:: Dataset extract ::

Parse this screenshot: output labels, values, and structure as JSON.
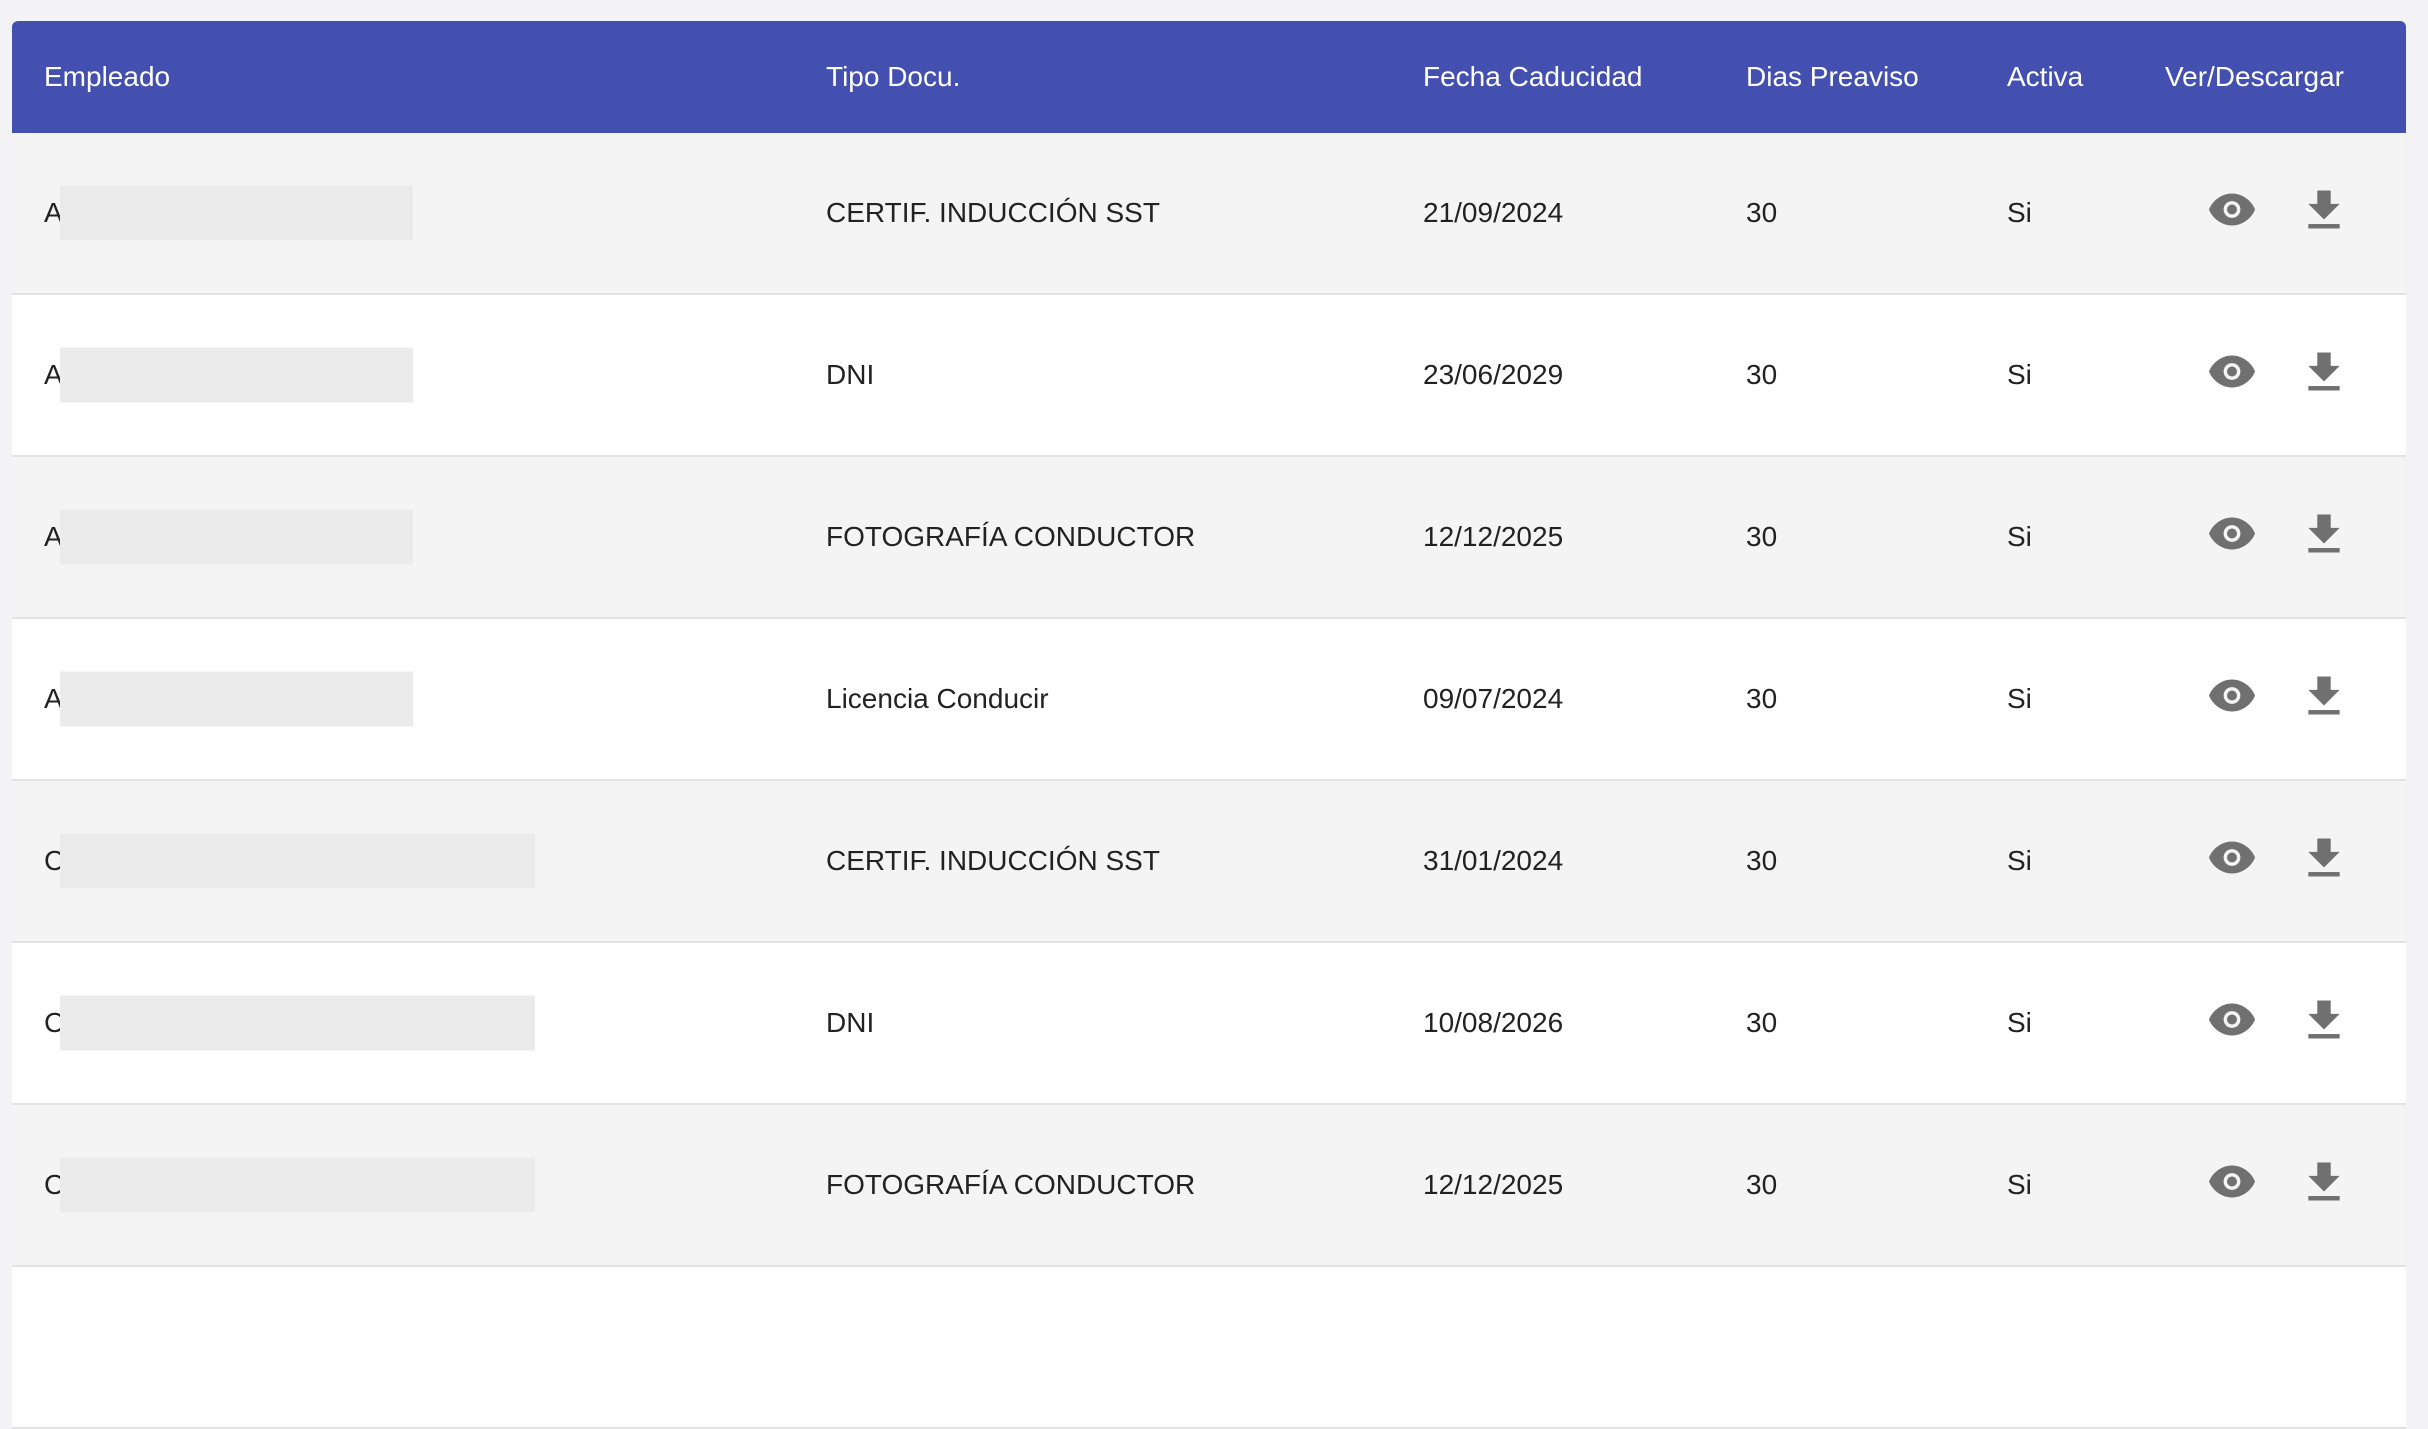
{
  "colors": {
    "header_bg": "#4450b0",
    "icon": "#707070"
  },
  "columns": [
    "Empleado",
    "Tipo Docu.",
    "Fecha Caducidad",
    "Dias Preaviso",
    "Activa",
    "Ver/Descargar"
  ],
  "rows": [
    {
      "empleado": "A",
      "tipo": "CERTIF. INDUCCIÓN SST",
      "fecha": "21/09/2024",
      "dias": "30",
      "activa": "Si"
    },
    {
      "empleado": "A",
      "tipo": "DNI",
      "fecha": "23/06/2029",
      "dias": "30",
      "activa": "Si"
    },
    {
      "empleado": "A",
      "tipo": "FOTOGRAFÍA CONDUCTOR",
      "fecha": "12/12/2025",
      "dias": "30",
      "activa": "Si"
    },
    {
      "empleado": "A",
      "tipo": "Licencia Conducir",
      "fecha": "09/07/2024",
      "dias": "30",
      "activa": "Si"
    },
    {
      "empleado": "C",
      "tipo": "CERTIF. INDUCCIÓN SST",
      "fecha": "31/01/2024",
      "dias": "30",
      "activa": "Si"
    },
    {
      "empleado": "C",
      "tipo": "DNI",
      "fecha": "10/08/2026",
      "dias": "30",
      "activa": "Si"
    },
    {
      "empleado": "C",
      "tipo": "FOTOGRAFÍA CONDUCTOR",
      "fecha": "12/12/2025",
      "dias": "30",
      "activa": "Si"
    }
  ],
  "icons": {
    "view": "eye-icon",
    "download": "download-icon"
  }
}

:::

**What this task involves:** Restate the whole listing above exactly, except for its images.

**Exercise solution:**
Parse this screenshot: output labels, values, and structure as JSON.
{
  "colors": {
    "header_bg": "#4450b0",
    "icon": "#707070"
  },
  "columns": [
    "Empleado",
    "Tipo Docu.",
    "Fecha Caducidad",
    "Dias Preaviso",
    "Activa",
    "Ver/Descargar"
  ],
  "rows": [
    {
      "empleado": "A",
      "tipo": "CERTIF. INDUCCIÓN SST",
      "fecha": "21/09/2024",
      "dias": "30",
      "activa": "Si"
    },
    {
      "empleado": "A",
      "tipo": "DNI",
      "fecha": "23/06/2029",
      "dias": "30",
      "activa": "Si"
    },
    {
      "empleado": "A",
      "tipo": "FOTOGRAFÍA CONDUCTOR",
      "fecha": "12/12/2025",
      "dias": "30",
      "activa": "Si"
    },
    {
      "empleado": "A",
      "tipo": "Licencia Conducir",
      "fecha": "09/07/2024",
      "dias": "30",
      "activa": "Si"
    },
    {
      "empleado": "C",
      "tipo": "CERTIF. INDUCCIÓN SST",
      "fecha": "31/01/2024",
      "dias": "30",
      "activa": "Si"
    },
    {
      "empleado": "C",
      "tipo": "DNI",
      "fecha": "10/08/2026",
      "dias": "30",
      "activa": "Si"
    },
    {
      "empleado": "C",
      "tipo": "FOTOGRAFÍA CONDUCTOR",
      "fecha": "12/12/2025",
      "dias": "30",
      "activa": "Si"
    }
  ],
  "icons": {
    "view": "eye-icon",
    "download": "download-icon"
  }
}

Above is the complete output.